* **INSTRUCTIONS FOR THE TASK**
Search the material below for the string "icon" and extract each line that has it.

--------

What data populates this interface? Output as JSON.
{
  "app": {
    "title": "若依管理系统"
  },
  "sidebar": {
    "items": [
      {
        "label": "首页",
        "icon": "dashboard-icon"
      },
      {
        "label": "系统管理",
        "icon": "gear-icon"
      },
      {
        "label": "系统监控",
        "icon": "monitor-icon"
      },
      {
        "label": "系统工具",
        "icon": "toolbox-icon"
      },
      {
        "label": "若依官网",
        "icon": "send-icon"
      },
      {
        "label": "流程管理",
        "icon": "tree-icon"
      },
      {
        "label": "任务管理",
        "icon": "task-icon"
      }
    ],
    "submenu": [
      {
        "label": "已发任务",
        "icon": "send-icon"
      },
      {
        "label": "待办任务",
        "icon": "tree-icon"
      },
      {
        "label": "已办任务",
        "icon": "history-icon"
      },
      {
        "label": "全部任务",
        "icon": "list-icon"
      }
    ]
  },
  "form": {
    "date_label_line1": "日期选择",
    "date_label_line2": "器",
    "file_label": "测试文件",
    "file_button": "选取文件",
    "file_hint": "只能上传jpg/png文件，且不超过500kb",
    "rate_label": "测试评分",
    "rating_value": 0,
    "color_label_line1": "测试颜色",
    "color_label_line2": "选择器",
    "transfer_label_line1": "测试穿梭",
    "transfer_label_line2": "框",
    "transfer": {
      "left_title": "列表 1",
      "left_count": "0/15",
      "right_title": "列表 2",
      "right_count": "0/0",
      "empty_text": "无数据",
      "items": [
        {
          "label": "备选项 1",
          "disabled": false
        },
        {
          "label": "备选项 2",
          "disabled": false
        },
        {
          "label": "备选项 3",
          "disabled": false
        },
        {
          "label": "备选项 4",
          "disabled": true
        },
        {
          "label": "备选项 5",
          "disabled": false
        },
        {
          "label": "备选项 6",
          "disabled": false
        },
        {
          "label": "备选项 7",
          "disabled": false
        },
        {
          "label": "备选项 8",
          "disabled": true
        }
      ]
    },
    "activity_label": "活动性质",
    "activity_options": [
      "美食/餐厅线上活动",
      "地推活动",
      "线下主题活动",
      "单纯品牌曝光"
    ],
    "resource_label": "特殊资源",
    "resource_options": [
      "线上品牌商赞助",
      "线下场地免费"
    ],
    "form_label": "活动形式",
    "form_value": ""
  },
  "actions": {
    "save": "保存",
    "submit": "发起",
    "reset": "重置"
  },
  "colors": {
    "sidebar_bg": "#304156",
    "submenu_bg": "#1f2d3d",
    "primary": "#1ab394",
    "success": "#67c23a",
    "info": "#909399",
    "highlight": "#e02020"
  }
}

--------

* **THE SOLUTION**
        "icon": "dashboard-icon"
        "icon": "gear-icon"
        "icon": "monitor-icon"
        "icon": "toolbox-icon"
        "icon": "send-icon"
        "icon": "tree-icon"
        "icon": "task-icon"
        "icon": "send-icon"
        "icon": "tree-icon"
        "icon": "history-icon"
        "icon": "list-icon"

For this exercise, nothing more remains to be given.